__Input data__:
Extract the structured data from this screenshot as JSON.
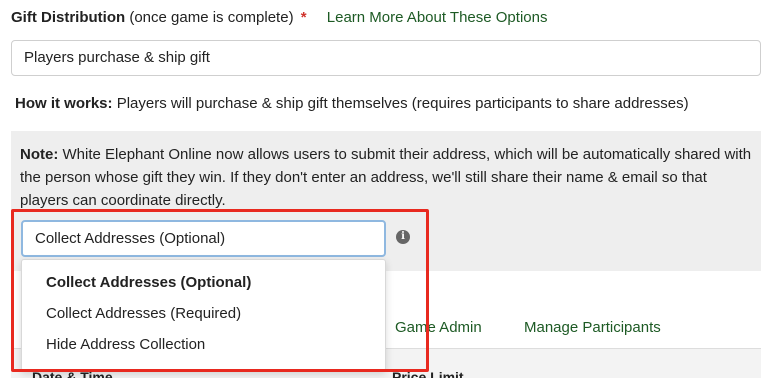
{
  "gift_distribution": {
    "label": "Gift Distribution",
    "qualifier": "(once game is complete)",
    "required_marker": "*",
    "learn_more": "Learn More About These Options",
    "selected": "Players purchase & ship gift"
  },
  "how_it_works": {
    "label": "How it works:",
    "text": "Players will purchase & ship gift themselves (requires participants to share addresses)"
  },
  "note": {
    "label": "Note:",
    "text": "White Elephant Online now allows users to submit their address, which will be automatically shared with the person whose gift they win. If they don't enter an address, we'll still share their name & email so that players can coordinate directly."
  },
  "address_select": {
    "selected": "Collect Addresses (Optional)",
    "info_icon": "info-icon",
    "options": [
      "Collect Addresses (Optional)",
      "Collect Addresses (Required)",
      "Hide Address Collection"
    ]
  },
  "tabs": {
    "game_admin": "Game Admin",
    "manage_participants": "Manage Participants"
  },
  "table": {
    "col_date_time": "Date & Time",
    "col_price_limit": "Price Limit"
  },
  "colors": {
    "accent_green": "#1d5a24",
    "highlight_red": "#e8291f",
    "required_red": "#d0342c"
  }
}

__Directive__:
Each line holding the word "label" counts once; report the total and nothing else.

__Response to the task__:
3